WRITTEN INSTRUCTION -> All the entries need to be quoted exactly, apart from the pictures, which you should drop.

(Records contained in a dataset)
══════════════════════════════

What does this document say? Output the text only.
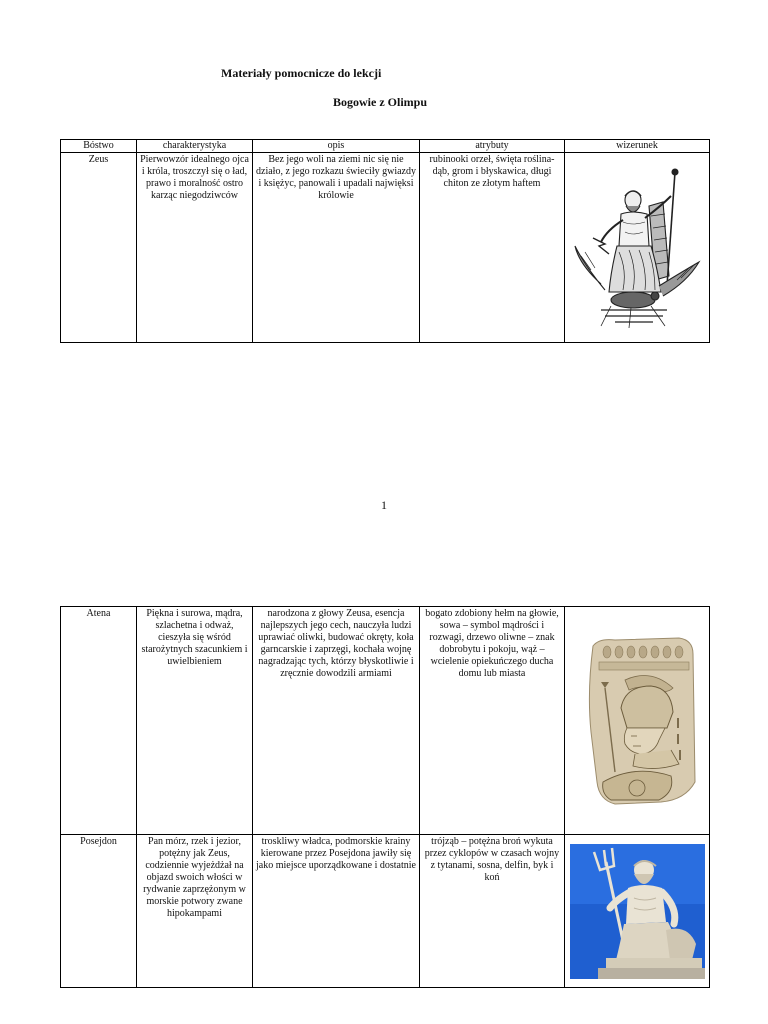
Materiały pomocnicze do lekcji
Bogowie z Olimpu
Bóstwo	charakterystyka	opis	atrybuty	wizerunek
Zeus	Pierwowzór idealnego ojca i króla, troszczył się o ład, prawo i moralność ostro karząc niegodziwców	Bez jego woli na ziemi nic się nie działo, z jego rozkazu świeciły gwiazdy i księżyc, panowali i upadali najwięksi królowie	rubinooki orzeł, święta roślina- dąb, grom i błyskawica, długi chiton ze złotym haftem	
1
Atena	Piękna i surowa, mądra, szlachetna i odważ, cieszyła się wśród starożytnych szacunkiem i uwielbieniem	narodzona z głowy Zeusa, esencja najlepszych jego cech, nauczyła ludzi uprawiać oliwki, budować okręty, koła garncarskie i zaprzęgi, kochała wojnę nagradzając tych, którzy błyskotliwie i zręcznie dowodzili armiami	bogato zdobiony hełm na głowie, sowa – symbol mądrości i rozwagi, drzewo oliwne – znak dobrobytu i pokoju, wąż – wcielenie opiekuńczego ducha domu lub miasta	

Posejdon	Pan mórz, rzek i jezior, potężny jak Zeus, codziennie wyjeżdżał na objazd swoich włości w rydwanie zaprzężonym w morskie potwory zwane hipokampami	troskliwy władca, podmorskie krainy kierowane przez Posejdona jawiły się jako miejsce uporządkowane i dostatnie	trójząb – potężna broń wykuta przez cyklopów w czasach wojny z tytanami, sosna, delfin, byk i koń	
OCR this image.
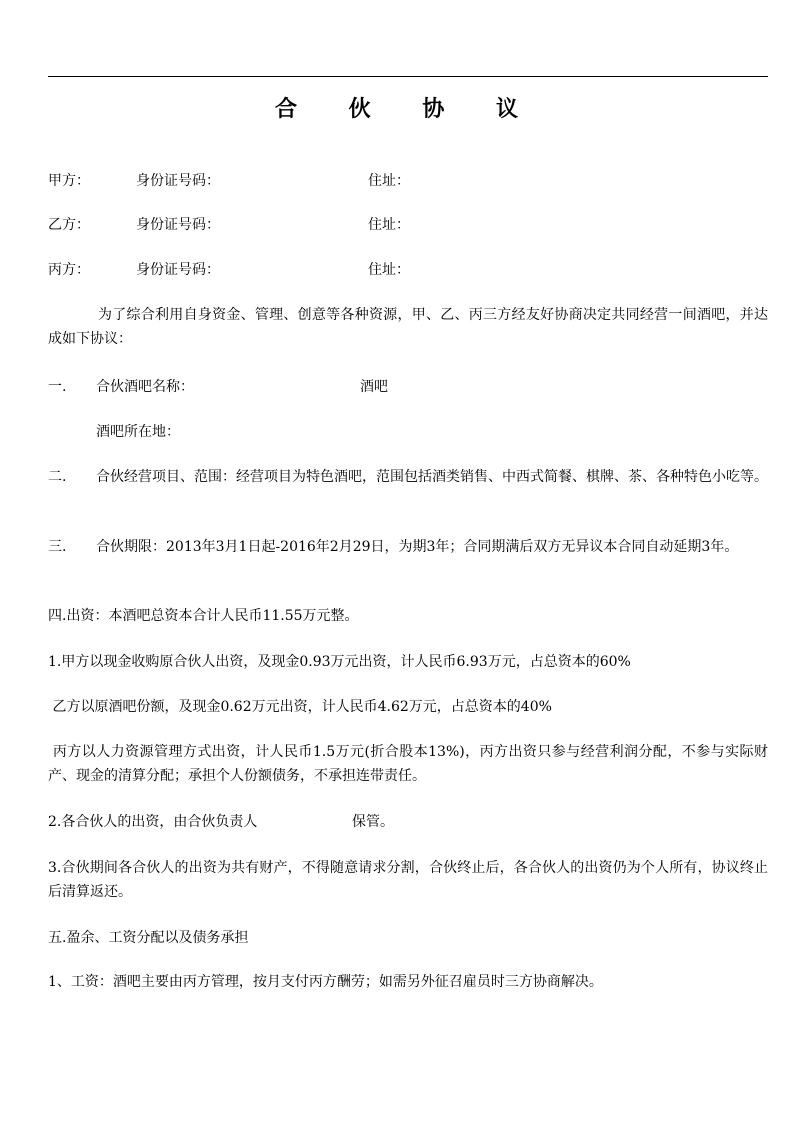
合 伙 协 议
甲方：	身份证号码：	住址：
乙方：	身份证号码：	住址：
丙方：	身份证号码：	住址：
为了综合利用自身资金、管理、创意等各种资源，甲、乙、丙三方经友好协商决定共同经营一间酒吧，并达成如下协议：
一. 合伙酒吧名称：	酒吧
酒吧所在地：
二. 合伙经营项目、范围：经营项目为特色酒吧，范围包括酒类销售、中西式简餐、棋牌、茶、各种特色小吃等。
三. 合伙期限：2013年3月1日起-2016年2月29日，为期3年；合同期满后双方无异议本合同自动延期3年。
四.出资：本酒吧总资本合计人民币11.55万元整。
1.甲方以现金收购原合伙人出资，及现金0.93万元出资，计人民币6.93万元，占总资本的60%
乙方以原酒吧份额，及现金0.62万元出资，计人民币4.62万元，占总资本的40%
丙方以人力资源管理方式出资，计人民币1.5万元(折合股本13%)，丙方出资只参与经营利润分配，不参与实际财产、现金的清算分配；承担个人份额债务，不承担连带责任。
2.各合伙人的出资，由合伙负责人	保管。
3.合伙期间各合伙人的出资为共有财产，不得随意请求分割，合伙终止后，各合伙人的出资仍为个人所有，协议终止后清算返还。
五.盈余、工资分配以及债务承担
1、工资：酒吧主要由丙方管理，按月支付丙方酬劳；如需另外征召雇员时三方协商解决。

══════════════════════════════

OUTPUT FOR THIS EXERCISE ->
What does this document say? Output the text only.
Materiały pomocnicze do lekcji
Bogowie z Olimpu
Bóstwo	charakterystyka	opis	atrybuty	wizerunek
Zeus	Pierwowzór idealnego ojca i króla, troszczył się o ład, prawo i moralność ostro karząc niegodziwców	Bez jego woli na ziemi nic się nie działo, z jego rozkazu świeciły gwiazdy i księżyc, panowali i upadali najwięksi królowie	rubinooki orzeł, święta roślina- dąb, grom i błyskawica, długi chiton ze złotym haftem	
1
Atena	Piękna i surowa, mądra, szlachetna i odważ, cieszyła się wśród starożytnych szacunkiem i uwielbieniem	narodzona z głowy Zeusa, esencja najlepszych jego cech, nauczyła ludzi uprawiać oliwki, budować okręty, koła garncarskie i zaprzęgi, kochała wojnę nagradzając tych, którzy błyskotliwie i zręcznie dowodzili armiami	bogato zdobiony hełm na głowie, sowa – symbol mądrości i rozwagi, drzewo oliwne – znak dobrobytu i pokoju, wąż – wcielenie opiekuńczego ducha domu lub miasta	

Posejdon	Pan mórz, rzek i jezior, potężny jak Zeus, codziennie wyjeżdżał na objazd swoich włości w rydwanie zaprzężonym w morskie potwory zwane hipokampami	troskliwy władca, podmorskie krainy kierowane przez Posejdona jawiły się jako miejsce uporządkowane i dostatnie	trójząb – potężna broń wykuta przez cyklopów w czasach wojny z tytanami, sosna, delfin, byk i koń	
OCR this image.
合 伙 协 议
甲方：	身份证号码：	住址：
乙方：	身份证号码：	住址：
丙方：	身份证号码：	住址：
为了综合利用自身资金、管理、创意等各种资源，甲、乙、丙三方经友好协商决定共同经营一间酒吧，并达成如下协议：
一. 合伙酒吧名称：	酒吧
酒吧所在地：
二. 合伙经营项目、范围：经营项目为特色酒吧，范围包括酒类销售、中西式简餐、棋牌、茶、各种特色小吃等。
三. 合伙期限：2013年3月1日起-2016年2月29日，为期3年；合同期满后双方无异议本合同自动延期3年。
四.出资：本酒吧总资本合计人民币11.55万元整。
1.甲方以现金收购原合伙人出资，及现金0.93万元出资，计人民币6.93万元，占总资本的60%
乙方以原酒吧份额，及现金0.62万元出资，计人民币4.62万元，占总资本的40%
丙方以人力资源管理方式出资，计人民币1.5万元(折合股本13%)，丙方出资只参与经营利润分配，不参与实际财产、现金的清算分配；承担个人份额债务，不承担连带责任。
2.各合伙人的出资，由合伙负责人	保管。
3.合伙期间各合伙人的出资为共有财产，不得随意请求分割，合伙终止后，各合伙人的出资仍为个人所有，协议终止后清算返还。
五.盈余、工资分配以及债务承担
1、工资：酒吧主要由丙方管理，按月支付丙方酬劳；如需另外征召雇员时三方协商解决。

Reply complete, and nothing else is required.